» DATASET RECORDS
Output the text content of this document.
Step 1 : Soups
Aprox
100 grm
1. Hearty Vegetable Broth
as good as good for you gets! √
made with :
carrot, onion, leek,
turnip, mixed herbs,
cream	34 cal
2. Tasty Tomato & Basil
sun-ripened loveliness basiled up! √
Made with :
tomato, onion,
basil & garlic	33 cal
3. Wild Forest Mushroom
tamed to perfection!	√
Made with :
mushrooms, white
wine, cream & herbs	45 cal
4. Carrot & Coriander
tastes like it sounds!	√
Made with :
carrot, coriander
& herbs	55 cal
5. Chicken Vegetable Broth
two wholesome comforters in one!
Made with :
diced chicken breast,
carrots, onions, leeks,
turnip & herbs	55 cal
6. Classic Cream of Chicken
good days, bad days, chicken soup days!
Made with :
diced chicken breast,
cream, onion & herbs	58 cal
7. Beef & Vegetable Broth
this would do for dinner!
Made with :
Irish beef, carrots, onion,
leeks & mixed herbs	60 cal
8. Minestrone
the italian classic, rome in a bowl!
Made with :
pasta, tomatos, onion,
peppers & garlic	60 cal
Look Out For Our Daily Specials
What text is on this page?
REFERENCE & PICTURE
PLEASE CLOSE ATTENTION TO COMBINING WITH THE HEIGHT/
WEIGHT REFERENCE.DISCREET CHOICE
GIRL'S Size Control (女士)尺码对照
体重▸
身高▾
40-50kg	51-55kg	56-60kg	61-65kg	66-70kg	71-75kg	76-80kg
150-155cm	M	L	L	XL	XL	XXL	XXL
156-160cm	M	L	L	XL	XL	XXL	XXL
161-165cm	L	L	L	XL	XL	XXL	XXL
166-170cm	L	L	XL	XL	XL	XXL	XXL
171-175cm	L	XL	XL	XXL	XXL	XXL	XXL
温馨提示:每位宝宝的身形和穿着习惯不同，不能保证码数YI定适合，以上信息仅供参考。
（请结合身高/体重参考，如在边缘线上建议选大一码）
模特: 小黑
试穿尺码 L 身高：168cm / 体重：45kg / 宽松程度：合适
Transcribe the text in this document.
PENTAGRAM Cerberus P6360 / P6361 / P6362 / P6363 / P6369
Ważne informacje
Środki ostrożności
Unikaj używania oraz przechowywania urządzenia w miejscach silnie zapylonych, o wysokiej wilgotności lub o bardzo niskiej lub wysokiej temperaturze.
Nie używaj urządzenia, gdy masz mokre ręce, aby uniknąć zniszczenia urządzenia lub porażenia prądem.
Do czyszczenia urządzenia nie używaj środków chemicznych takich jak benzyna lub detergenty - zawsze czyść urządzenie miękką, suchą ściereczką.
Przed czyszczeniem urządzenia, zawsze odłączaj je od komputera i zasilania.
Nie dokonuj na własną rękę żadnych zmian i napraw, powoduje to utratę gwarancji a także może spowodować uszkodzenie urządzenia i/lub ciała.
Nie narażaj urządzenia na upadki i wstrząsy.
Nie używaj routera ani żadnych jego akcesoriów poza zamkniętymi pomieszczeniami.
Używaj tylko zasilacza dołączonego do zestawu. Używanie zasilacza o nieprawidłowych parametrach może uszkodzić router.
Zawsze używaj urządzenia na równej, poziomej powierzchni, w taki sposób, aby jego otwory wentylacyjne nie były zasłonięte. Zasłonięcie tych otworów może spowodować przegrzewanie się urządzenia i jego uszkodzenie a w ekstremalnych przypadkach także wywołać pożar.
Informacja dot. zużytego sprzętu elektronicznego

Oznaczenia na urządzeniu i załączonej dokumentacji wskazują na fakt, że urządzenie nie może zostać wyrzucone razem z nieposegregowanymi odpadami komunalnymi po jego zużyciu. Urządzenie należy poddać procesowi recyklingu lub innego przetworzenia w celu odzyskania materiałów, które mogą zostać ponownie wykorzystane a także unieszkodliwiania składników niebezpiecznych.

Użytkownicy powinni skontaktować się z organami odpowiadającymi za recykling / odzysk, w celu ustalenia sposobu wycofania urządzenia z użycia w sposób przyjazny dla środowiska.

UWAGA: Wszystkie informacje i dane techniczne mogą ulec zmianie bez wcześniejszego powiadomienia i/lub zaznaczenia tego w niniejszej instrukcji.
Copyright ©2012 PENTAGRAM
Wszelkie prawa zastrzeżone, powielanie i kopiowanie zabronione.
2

» TASK DIRECTIONS
Identify the lines above that contain the word "garlic", then copy them.

» IN RESPONSE
basil & garlic	33 cal
peppers & garlic	60 cal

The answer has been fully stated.